>> START Records shown

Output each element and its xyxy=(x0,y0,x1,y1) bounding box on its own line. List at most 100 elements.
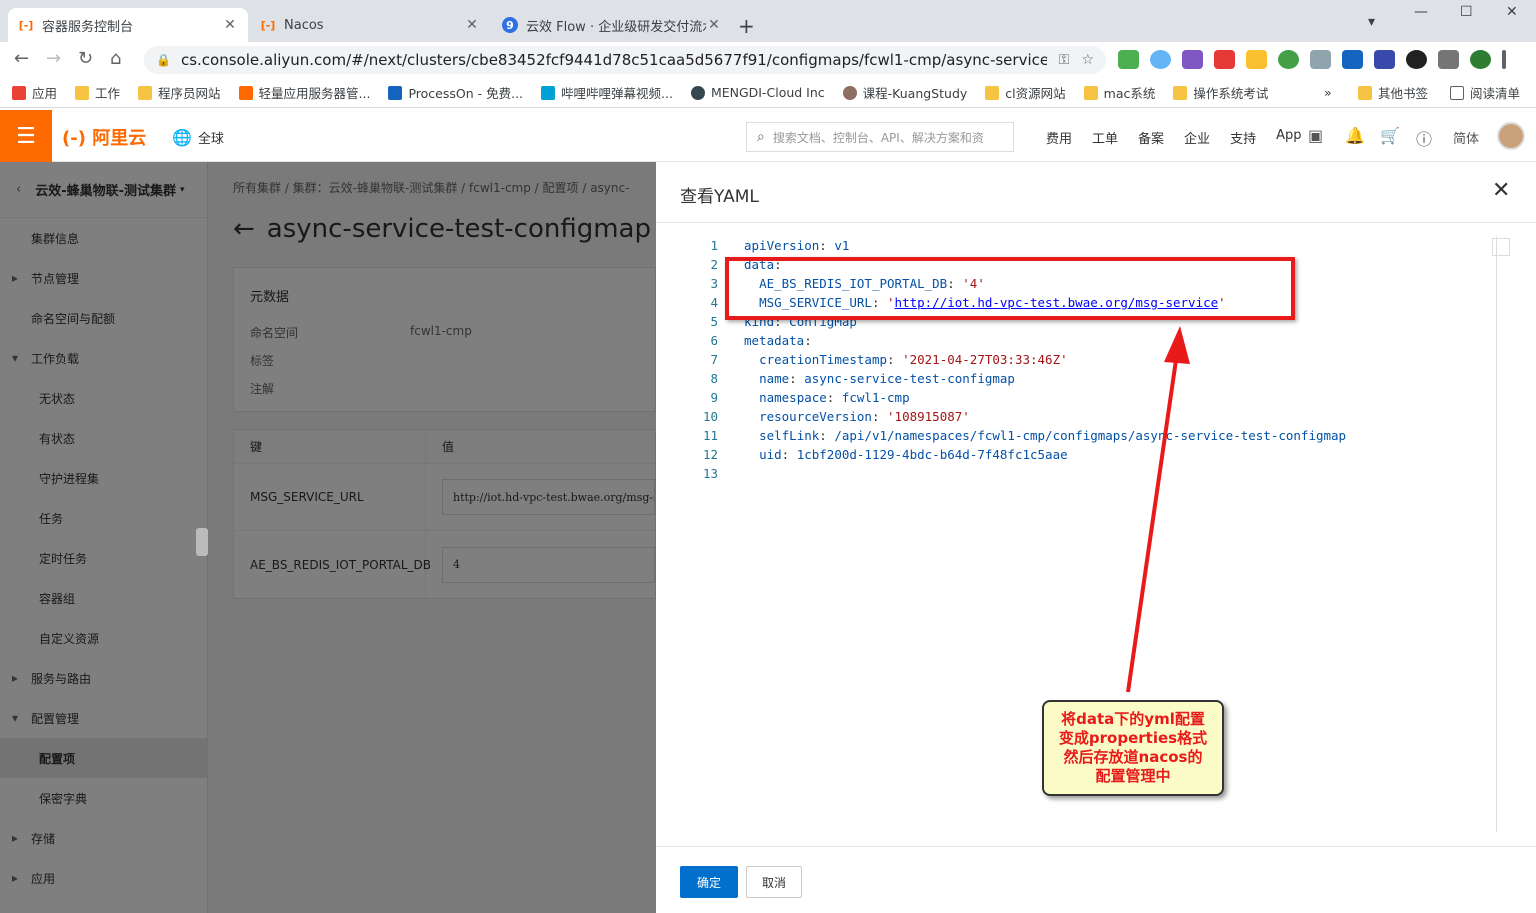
aliyun-logo[interactable]: (-) 阿里云 xyxy=(62,124,146,150)
console-search-input[interactable]: ⌕ 搜索文档、控制台、API、解决方案和资 xyxy=(746,122,1014,152)
nav-app[interactable]: App xyxy=(1276,128,1301,147)
bell-icon[interactable]: 🔔 xyxy=(1345,126,1365,145)
menu-dots-icon[interactable] xyxy=(1502,50,1506,69)
code-line: 8 name: async-service-test-configmap xyxy=(680,369,1480,388)
cart-icon[interactable]: 🛒 xyxy=(1380,126,1400,145)
extension-icon[interactable] xyxy=(1150,50,1171,69)
maximize-button[interactable]: ☐ xyxy=(1460,4,1473,20)
logo-mark-icon: (-) xyxy=(62,128,86,149)
extension-icon[interactable] xyxy=(1342,50,1363,69)
bookmark-folder[interactable]: 操作系统考试 xyxy=(1173,83,1268,102)
new-tab-button[interactable]: + xyxy=(738,14,755,38)
editor-scrollbar[interactable] xyxy=(1496,236,1497,832)
extension-icon[interactable] xyxy=(1406,50,1427,69)
reading-list[interactable]: 阅读清单 xyxy=(1450,83,1520,102)
close-tab-icon[interactable]: ✕ xyxy=(222,17,238,33)
yaml-key: namespace xyxy=(759,390,827,405)
line-number: 10 xyxy=(702,409,718,424)
ok-button[interactable]: 确定 xyxy=(680,866,738,898)
puzzle-icon[interactable] xyxy=(1438,50,1459,69)
modal-overlay[interactable] xyxy=(0,162,656,913)
bookmarks-bar: 应用 工作 程序员网站 轻量应用服务器管... ProcessOn - 免费..… xyxy=(0,78,1536,108)
bookmark-link[interactable]: 轻量应用服务器管... xyxy=(238,83,370,102)
region-selector[interactable]: 🌐 全球 xyxy=(172,128,224,147)
key-icon[interactable]: ⚿ xyxy=(1059,52,1070,68)
extension-icon[interactable] xyxy=(1310,50,1331,69)
bookmark-folder-other[interactable]: 其他书签 xyxy=(1358,83,1428,102)
reload-button[interactable]: ↻ xyxy=(78,48,93,69)
address-bar[interactable]: 🔒 cs.console.aliyun.com/#/next/clusters/… xyxy=(144,46,1106,74)
window-close-button[interactable]: ✕ xyxy=(1506,4,1518,20)
bookmark-link[interactable]: 课程-KuangStudy xyxy=(842,83,967,102)
extension-icon[interactable] xyxy=(1246,50,1267,69)
line-number: 12 xyxy=(702,447,718,462)
forward-button[interactable]: → xyxy=(46,48,61,69)
yaml-value: '2021-04-27T03:33:46Z' xyxy=(902,352,1068,367)
yaml-key: creationTimestamp xyxy=(759,352,887,367)
tab-search-icon[interactable]: ▾ xyxy=(1368,14,1375,30)
menu-hamburger-icon[interactable]: ☰ xyxy=(0,110,52,162)
bookmark-apps[interactable]: 应用 xyxy=(12,83,57,102)
bookmark-folder[interactable]: 工作 xyxy=(75,83,120,102)
nav-billing[interactable]: 费用 xyxy=(1046,128,1072,147)
close-tab-icon[interactable]: ✕ xyxy=(706,17,722,33)
nav-icp[interactable]: 备案 xyxy=(1138,128,1164,147)
bookmark-link[interactable]: ProcessOn - 免费... xyxy=(388,83,523,102)
yaml-value: fcwl1-cmp xyxy=(841,390,910,405)
extension-icon[interactable] xyxy=(1214,50,1235,69)
user-avatar[interactable] xyxy=(1497,122,1525,150)
extension-icon[interactable] xyxy=(1374,50,1395,69)
bookmark-link[interactable]: MENGDI-Cloud Inc xyxy=(690,85,825,100)
line-number: 2 xyxy=(710,257,718,272)
terminal-icon[interactable]: ▣ xyxy=(1308,126,1323,145)
tab-title: 容器服务控制台 xyxy=(42,19,134,35)
tab-title: 云效 Flow · 企业级研发交付流水线 xyxy=(526,19,706,35)
nav-ticket[interactable]: 工单 xyxy=(1092,128,1118,147)
extension-icon[interactable] xyxy=(1118,50,1139,69)
nav-enterprise[interactable]: 企业 xyxy=(1184,128,1210,147)
line-number: 4 xyxy=(710,295,718,310)
lock-icon: 🔒 xyxy=(156,53,171,67)
note-line: 然后存放道nacos的 xyxy=(1063,748,1203,766)
help-icon[interactable]: ⓘ xyxy=(1416,126,1432,150)
more-bookmarks-icon[interactable]: » xyxy=(1324,85,1332,100)
yaml-colon: : xyxy=(819,428,835,443)
line-number: 7 xyxy=(710,352,718,367)
browser-tab-active[interactable]: [-] 容器服务控制台 ✕ xyxy=(8,8,248,42)
yaml-key: apiVersion xyxy=(744,238,820,253)
cancel-button[interactable]: 取消 xyxy=(746,866,802,898)
back-button[interactable]: ← xyxy=(14,48,29,69)
profile-avatar[interactable] xyxy=(1470,50,1491,69)
reading-list-icon xyxy=(1450,85,1464,100)
close-tab-icon[interactable]: ✕ xyxy=(464,17,480,33)
note-line: 将data下的yml配置 xyxy=(1061,710,1205,728)
browser-toolbar: ← → ↻ ⌂ 🔒 cs.console.aliyun.com/#/next/c… xyxy=(0,42,1536,78)
yaml-key: metadata xyxy=(744,333,805,348)
close-icon[interactable]: ✕ xyxy=(1492,178,1510,203)
drawer-collapse-handle[interactable] xyxy=(196,528,208,556)
minimize-button[interactable]: — xyxy=(1414,4,1428,20)
browser-tab[interactable]: 9 云效 Flow · 企业级研发交付流水线 ✕ xyxy=(492,8,732,42)
extension-icon[interactable] xyxy=(1278,50,1299,69)
bookmark-folder[interactable]: cl资源网站 xyxy=(985,83,1066,102)
divider xyxy=(656,222,1536,223)
url-text: cs.console.aliyun.com/#/next/clusters/cb… xyxy=(180,51,1047,69)
yaml-value: async-service-test-configmap xyxy=(804,371,1015,386)
bookmark-folder[interactable]: mac系统 xyxy=(1083,83,1155,102)
bookmark-folder[interactable]: 程序员网站 xyxy=(138,83,221,102)
code-line: 12 uid: 1cbf200d-1129-4bdc-b64d-7f48fc1c… xyxy=(680,445,1480,464)
bookmark-star-icon[interactable]: ☆ xyxy=(1081,52,1094,68)
header-nav: 费用 工单 备案 企业 支持 App xyxy=(1046,128,1301,147)
nav-support[interactable]: 支持 xyxy=(1230,128,1256,147)
browser-tab[interactable]: [-] Nacos ✕ xyxy=(250,8,490,42)
highlight-box xyxy=(725,257,1295,320)
yaml-value: '108915087' xyxy=(887,409,970,424)
line-number: 8 xyxy=(710,371,718,386)
search-icon: ⌕ xyxy=(757,129,765,145)
extension-icon[interactable] xyxy=(1182,50,1203,69)
home-button[interactable]: ⌂ xyxy=(110,48,121,69)
bookmark-link[interactable]: 哔哩哔哩弹幕视频... xyxy=(541,83,673,102)
language-switch[interactable]: 简体 xyxy=(1453,128,1479,147)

>> END Records shown

The request: Copy every line of the rows above verbatim, leaving out the pictures.

Solution:
Output each element and its xyxy=(x0,y0,x1,y1) bounding box on its own line. List at most 100 elements.
aliyun-logo[interactable]: (-) 阿里云 xyxy=(62,124,146,150)
console-search-input[interactable]: ⌕ 搜索文档、控制台、API、解决方案和资 xyxy=(746,122,1014,152)
nav-app[interactable]: App xyxy=(1276,128,1301,147)
bell-icon[interactable]: 🔔 xyxy=(1345,126,1365,145)
menu-dots-icon[interactable] xyxy=(1502,50,1506,69)
code-line: 8 name: async-service-test-configmap xyxy=(680,369,1480,388)
cart-icon[interactable]: 🛒 xyxy=(1380,126,1400,145)
extension-icon[interactable] xyxy=(1150,50,1171,69)
maximize-button[interactable]: ☐ xyxy=(1460,4,1473,20)
logo-mark-icon: (-) xyxy=(62,128,86,149)
extension-icon[interactable] xyxy=(1342,50,1363,69)
bookmark-folder[interactable]: 操作系统考试 xyxy=(1173,83,1268,102)
new-tab-button[interactable]: + xyxy=(738,14,755,38)
editor-scrollbar[interactable] xyxy=(1496,236,1497,832)
extension-icon[interactable] xyxy=(1406,50,1427,69)
reading-list[interactable]: 阅读清单 xyxy=(1450,83,1520,102)
close-tab-icon[interactable]: ✕ xyxy=(222,17,238,33)
yaml-key: namespace xyxy=(759,390,827,405)
line-number: 10 xyxy=(702,409,718,424)
ok-button[interactable]: 确定 xyxy=(680,866,738,898)
puzzle-icon[interactable] xyxy=(1438,50,1459,69)
modal-overlay[interactable] xyxy=(0,162,656,913)
bookmarks-bar: 应用 工作 程序员网站 轻量应用服务器管... ProcessOn - 免费..… xyxy=(0,78,1536,108)
bookmark-link[interactable]: 轻量应用服务器管... xyxy=(238,83,370,102)
region-selector[interactable]: 🌐 全球 xyxy=(172,128,224,147)
key-icon[interactable]: ⚿ xyxy=(1059,52,1070,68)
extension-icon[interactable] xyxy=(1310,50,1331,69)
bookmark-folder-other[interactable]: 其他书签 xyxy=(1358,83,1428,102)
reload-button[interactable]: ↻ xyxy=(78,48,93,69)
address-bar[interactable]: 🔒 cs.console.aliyun.com/#/next/clusters/… xyxy=(144,46,1106,74)
window-close-button[interactable]: ✕ xyxy=(1506,4,1518,20)
bookmark-link[interactable]: 课程-KuangStudy xyxy=(842,83,967,102)
extension-icon[interactable] xyxy=(1246,50,1267,69)
line-number: 12 xyxy=(702,447,718,462)
forward-button[interactable]: → xyxy=(46,48,61,69)
yaml-value: '2021-04-27T03:33:46Z' xyxy=(902,352,1068,367)
yaml-key: creationTimestamp xyxy=(759,352,887,367)
tab-search-icon[interactable]: ▾ xyxy=(1368,14,1375,30)
menu-hamburger-icon[interactable]: ☰ xyxy=(0,110,52,162)
bookmark-apps[interactable]: 应用 xyxy=(12,83,57,102)
bookmark-folder[interactable]: 工作 xyxy=(75,83,120,102)
nav-billing[interactable]: 费用 xyxy=(1046,128,1072,147)
close-tab-icon[interactable]: ✕ xyxy=(706,17,722,33)
nav-icp[interactable]: 备案 xyxy=(1138,128,1164,147)
bookmark-link[interactable]: ProcessOn - 免费... xyxy=(388,83,523,102)
yaml-value: fcwl1-cmp xyxy=(841,390,910,405)
extension-icon[interactable] xyxy=(1214,50,1235,69)
user-avatar[interactable] xyxy=(1497,122,1525,150)
extension-icon[interactable] xyxy=(1374,50,1395,69)
bookmark-link[interactable]: MENGDI-Cloud Inc xyxy=(690,85,825,100)
line-number: 2 xyxy=(710,257,718,272)
terminal-icon[interactable]: ▣ xyxy=(1308,126,1323,145)
tab-title: 容器服务控制台 xyxy=(42,19,134,35)
tab-title: 云效 Flow · 企业级研发交付流水线 xyxy=(526,19,706,35)
nav-ticket[interactable]: 工单 xyxy=(1092,128,1118,147)
extension-icon[interactable] xyxy=(1118,50,1139,69)
nav-enterprise[interactable]: 企业 xyxy=(1184,128,1210,147)
line-number: 4 xyxy=(710,295,718,310)
lock-icon: 🔒 xyxy=(156,53,171,67)
note-line: 然后存放道nacos的 xyxy=(1063,748,1203,766)
help-icon[interactable]: ⓘ xyxy=(1416,126,1432,150)
more-bookmarks-icon[interactable]: » xyxy=(1324,85,1332,100)
yaml-colon: : xyxy=(819,428,835,443)
line-number: 7 xyxy=(710,352,718,367)
browser-tab-active[interactable]: [-] 容器服务控制台 ✕ xyxy=(8,8,248,42)
yaml-key: apiVersion xyxy=(744,238,820,253)
cancel-button[interactable]: 取消 xyxy=(746,866,802,898)
back-button[interactable]: ← xyxy=(14,48,29,69)
profile-avatar[interactable] xyxy=(1470,50,1491,69)
reading-list-icon xyxy=(1450,85,1464,100)
close-tab-icon[interactable]: ✕ xyxy=(464,17,480,33)
note-line: 将data下的yml配置 xyxy=(1061,710,1205,728)
browser-toolbar: ← → ↻ ⌂ 🔒 cs.console.aliyun.com/#/next/c… xyxy=(0,42,1536,78)
yaml-key: metadata xyxy=(744,333,805,348)
close-icon[interactable]: ✕ xyxy=(1492,178,1510,203)
drawer-collapse-handle[interactable] xyxy=(196,528,208,556)
minimize-button[interactable]: — xyxy=(1414,4,1428,20)
browser-tab[interactable]: 9 云效 Flow · 企业级研发交付流水线 ✕ xyxy=(492,8,732,42)
extension-icon[interactable] xyxy=(1278,50,1299,69)
bookmark-folder[interactable]: cl资源网站 xyxy=(985,83,1066,102)
divider xyxy=(656,222,1536,223)
url-text: cs.console.aliyun.com/#/next/clusters/cb… xyxy=(180,51,1047,69)
yaml-value: async-service-test-configmap xyxy=(804,371,1015,386)
bookmark-folder[interactable]: mac系统 xyxy=(1083,83,1155,102)
bookmark-folder[interactable]: 程序员网站 xyxy=(138,83,221,102)
code-line: 12 uid: 1cbf200d-1129-4bdc-b64d-7f48fc1c… xyxy=(680,445,1480,464)
bookmark-star-icon[interactable]: ☆ xyxy=(1081,52,1094,68)
header-nav: 费用 工单 备案 企业 支持 App xyxy=(1046,128,1301,147)
nav-support[interactable]: 支持 xyxy=(1230,128,1256,147)
browser-tab[interactable]: [-] Nacos ✕ xyxy=(250,8,490,42)
highlight-box xyxy=(725,257,1295,320)
yaml-value: '108915087' xyxy=(887,409,970,424)
line-number: 8 xyxy=(710,371,718,386)
search-icon: ⌕ xyxy=(757,129,765,145)
extension-icon[interactable] xyxy=(1182,50,1203,69)
home-button[interactable]: ⌂ xyxy=(110,48,121,69)
bookmark-link[interactable]: 哔哩哔哩弹幕视频... xyxy=(541,83,673,102)
language-switch[interactable]: 简体 xyxy=(1453,128,1479,147)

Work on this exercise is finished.